> Exercise instructions:
1 - From the passage on PJM capacity auctions, list every proper name (states, organizations, and laws) that appears in it, each once.
2 - Return, word for word, the section of the passage on PJM capacity auctions that begins with the words containing "Other generators in" and ends with "wholesale rate regulation.".

> Page excerpt:
>>>>>

Both Maryland and New Jersey worried that the PJM capacity auctions were not sufficiently incentivizing local generation build. In response, both states separately determined that, in order to maintain electric reliability and encourage generation development within their respective borders, they would require their jurisdictional utilities to enter into long-term contracts (15 years in New Jersey, 20 years in Maryland) with successful generation developers. The states intended that these contracts would provide stable revenues to encourage the investment and support construction costs. In New Jersey, the energy price was fixed regardless of wholesale market prices. In Maryland, the pricing was more complicated: If the developer’s bid price exceeds what it earns in the capacity market auction, then the utility would make up the difference; if the auction revenue exceeded the bid price, the developer would rebate the overage to the utility. Under both New Jersey’s and Maryland’s constructs, the utilities’ customers bear the capacity prices, for better or for worse.

Other generators in PJM’s footprint complained to FERC, requesting that the minimum bid exemption be eliminated because artificially low bids would disrupt the competitive pricing signals inherent in the auction process. This disruption could keep other generators from clearing the capacity auction and impact their revenue streams. Certain of these generators, together with state-jurisdictional distribution companies required to enter in contracts with the developers, challenged the states’ actions as unconstitutional and in contravention with the Federal Power Act because they were tantamount to wholesale rate regulation.

<<<<<

> Provided material:
>>>>>

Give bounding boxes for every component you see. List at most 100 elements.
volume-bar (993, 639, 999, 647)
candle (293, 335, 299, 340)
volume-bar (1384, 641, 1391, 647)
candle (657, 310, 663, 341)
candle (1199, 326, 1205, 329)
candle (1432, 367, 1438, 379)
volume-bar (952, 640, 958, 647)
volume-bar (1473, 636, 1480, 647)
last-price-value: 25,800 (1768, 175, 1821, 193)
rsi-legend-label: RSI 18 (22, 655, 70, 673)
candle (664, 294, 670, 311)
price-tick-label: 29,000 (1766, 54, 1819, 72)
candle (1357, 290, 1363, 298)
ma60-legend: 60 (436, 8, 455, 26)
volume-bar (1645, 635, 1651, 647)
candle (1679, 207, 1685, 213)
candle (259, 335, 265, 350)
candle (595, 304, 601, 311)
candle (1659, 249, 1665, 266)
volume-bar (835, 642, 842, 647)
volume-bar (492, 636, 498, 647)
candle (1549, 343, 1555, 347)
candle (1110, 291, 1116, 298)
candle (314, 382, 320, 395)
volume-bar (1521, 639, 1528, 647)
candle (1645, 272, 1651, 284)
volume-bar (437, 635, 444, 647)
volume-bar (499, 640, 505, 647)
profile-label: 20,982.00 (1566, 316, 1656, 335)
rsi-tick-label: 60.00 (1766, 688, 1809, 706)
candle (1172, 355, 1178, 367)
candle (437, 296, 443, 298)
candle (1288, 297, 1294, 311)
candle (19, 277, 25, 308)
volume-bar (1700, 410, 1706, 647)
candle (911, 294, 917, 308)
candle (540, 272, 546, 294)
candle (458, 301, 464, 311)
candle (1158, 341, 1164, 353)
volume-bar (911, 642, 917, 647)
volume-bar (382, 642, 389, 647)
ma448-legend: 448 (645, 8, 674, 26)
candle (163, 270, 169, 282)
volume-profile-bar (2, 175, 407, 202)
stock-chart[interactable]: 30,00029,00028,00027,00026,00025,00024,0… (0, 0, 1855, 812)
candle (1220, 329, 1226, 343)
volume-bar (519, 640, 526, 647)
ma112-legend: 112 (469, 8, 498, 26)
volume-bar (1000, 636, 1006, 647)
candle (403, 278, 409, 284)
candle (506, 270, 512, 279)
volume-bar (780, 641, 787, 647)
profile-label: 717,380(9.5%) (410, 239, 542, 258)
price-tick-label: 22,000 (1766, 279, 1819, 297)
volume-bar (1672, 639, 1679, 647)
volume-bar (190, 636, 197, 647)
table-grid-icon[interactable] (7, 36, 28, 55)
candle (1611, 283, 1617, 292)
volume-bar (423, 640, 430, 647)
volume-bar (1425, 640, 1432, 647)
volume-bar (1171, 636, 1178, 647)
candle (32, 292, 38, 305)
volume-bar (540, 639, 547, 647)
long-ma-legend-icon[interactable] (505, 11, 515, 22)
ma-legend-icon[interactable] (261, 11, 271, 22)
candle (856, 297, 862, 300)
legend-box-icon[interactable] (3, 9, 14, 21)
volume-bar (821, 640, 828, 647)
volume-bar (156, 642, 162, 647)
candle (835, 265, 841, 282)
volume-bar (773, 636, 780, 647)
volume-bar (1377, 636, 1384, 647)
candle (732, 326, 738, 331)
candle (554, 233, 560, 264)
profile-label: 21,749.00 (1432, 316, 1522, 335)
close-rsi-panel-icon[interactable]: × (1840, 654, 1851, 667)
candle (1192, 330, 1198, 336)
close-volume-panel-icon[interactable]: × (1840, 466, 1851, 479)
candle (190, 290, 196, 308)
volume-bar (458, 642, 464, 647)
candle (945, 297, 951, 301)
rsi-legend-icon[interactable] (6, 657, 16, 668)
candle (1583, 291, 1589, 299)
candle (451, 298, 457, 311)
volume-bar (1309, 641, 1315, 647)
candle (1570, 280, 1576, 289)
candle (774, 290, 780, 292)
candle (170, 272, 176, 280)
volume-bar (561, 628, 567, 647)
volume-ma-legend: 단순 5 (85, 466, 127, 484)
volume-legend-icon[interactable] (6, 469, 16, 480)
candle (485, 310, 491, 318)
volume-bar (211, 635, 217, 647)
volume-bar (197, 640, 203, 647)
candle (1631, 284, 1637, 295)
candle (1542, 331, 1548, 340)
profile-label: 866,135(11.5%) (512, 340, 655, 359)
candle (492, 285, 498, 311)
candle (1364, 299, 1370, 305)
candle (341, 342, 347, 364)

<<<<<

> Responses per task:
1 - Maryland, New Jersey, PJM, FERC, Federal Power Act

2 -
Other generators in PJM’s footprint complained to FERC, requesting that the minimum bid exemption be eliminated because artificially low bids would disrupt the competitive pricing signals inherent in the auction process. This disruption could keep other generators from clearing the capacity auction and impact their revenue streams. Certain of these generators, together with state-jurisdictional distribution companies required to enter in contracts with the developers, challenged the states’ actions as unconstitutional and in contravention with the Federal Power Act because they were tantamount to wholesale rate regulation.